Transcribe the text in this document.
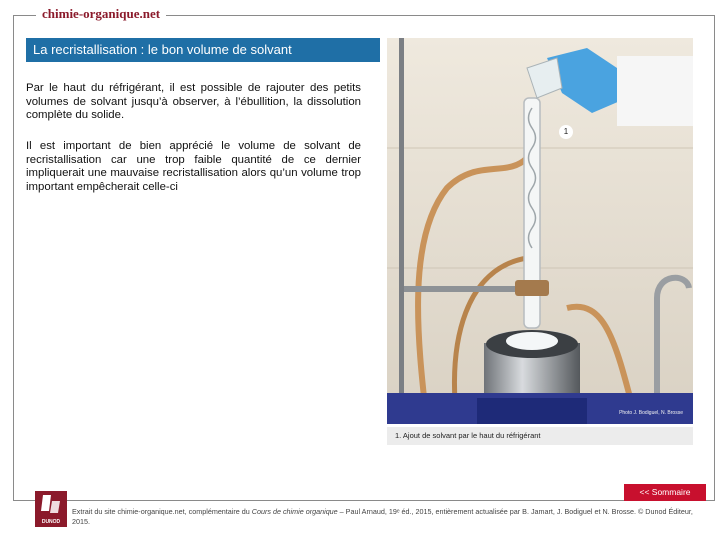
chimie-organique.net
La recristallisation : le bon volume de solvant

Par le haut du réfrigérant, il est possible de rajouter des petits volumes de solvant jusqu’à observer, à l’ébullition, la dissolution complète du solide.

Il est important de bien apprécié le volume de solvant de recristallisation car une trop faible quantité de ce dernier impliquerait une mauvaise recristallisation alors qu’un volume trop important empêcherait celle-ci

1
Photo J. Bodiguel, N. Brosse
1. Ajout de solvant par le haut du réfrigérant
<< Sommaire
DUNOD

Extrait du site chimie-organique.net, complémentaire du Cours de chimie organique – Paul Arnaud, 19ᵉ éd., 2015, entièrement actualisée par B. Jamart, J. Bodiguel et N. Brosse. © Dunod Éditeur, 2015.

============================================================

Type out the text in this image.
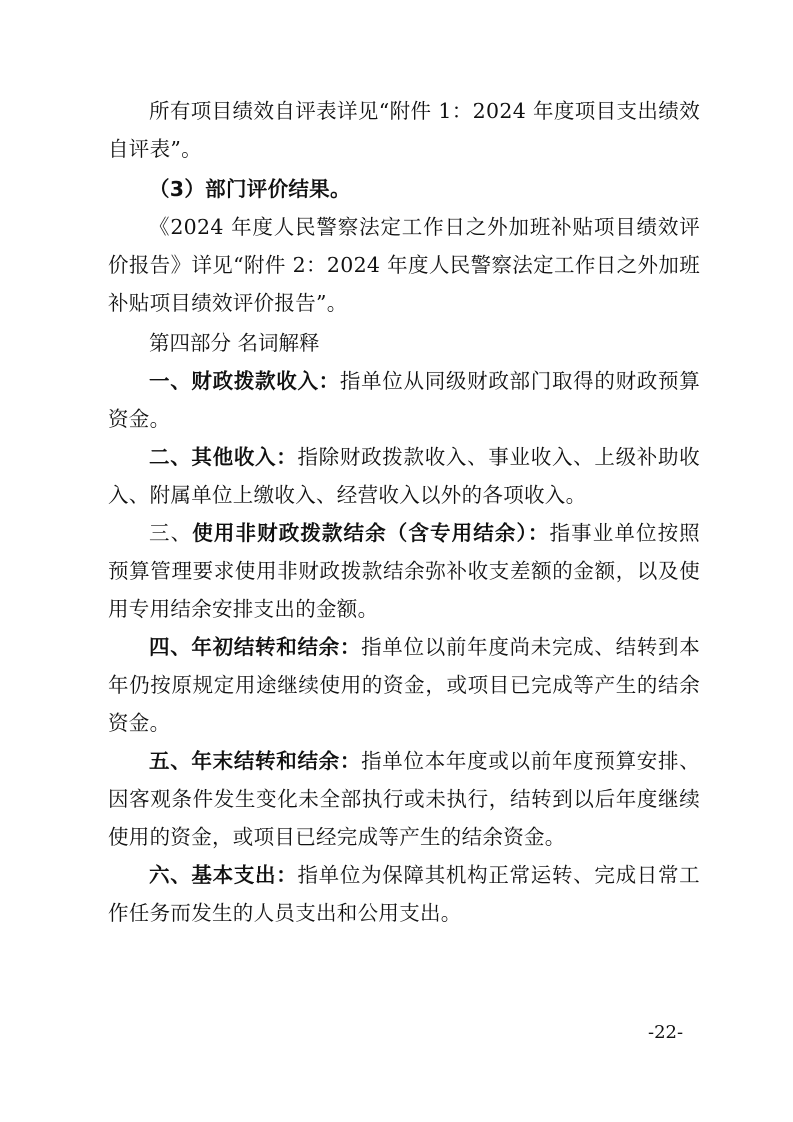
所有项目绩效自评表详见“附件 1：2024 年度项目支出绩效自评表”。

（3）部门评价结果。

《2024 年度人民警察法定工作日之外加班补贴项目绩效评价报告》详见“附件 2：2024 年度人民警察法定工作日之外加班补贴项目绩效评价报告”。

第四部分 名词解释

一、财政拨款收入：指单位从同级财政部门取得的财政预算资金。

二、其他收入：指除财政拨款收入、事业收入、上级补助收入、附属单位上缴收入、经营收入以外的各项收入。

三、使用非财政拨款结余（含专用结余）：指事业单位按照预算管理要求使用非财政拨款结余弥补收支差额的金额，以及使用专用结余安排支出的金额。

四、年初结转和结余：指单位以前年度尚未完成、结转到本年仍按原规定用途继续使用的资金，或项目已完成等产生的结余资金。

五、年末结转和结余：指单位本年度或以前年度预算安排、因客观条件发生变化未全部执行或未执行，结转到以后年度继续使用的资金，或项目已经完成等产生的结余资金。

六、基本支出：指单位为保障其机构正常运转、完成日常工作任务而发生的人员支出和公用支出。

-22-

============================================================

**Exercise instructions:** For the data above, state only how many lines include the word "Brosse".

**Exercise result:** 2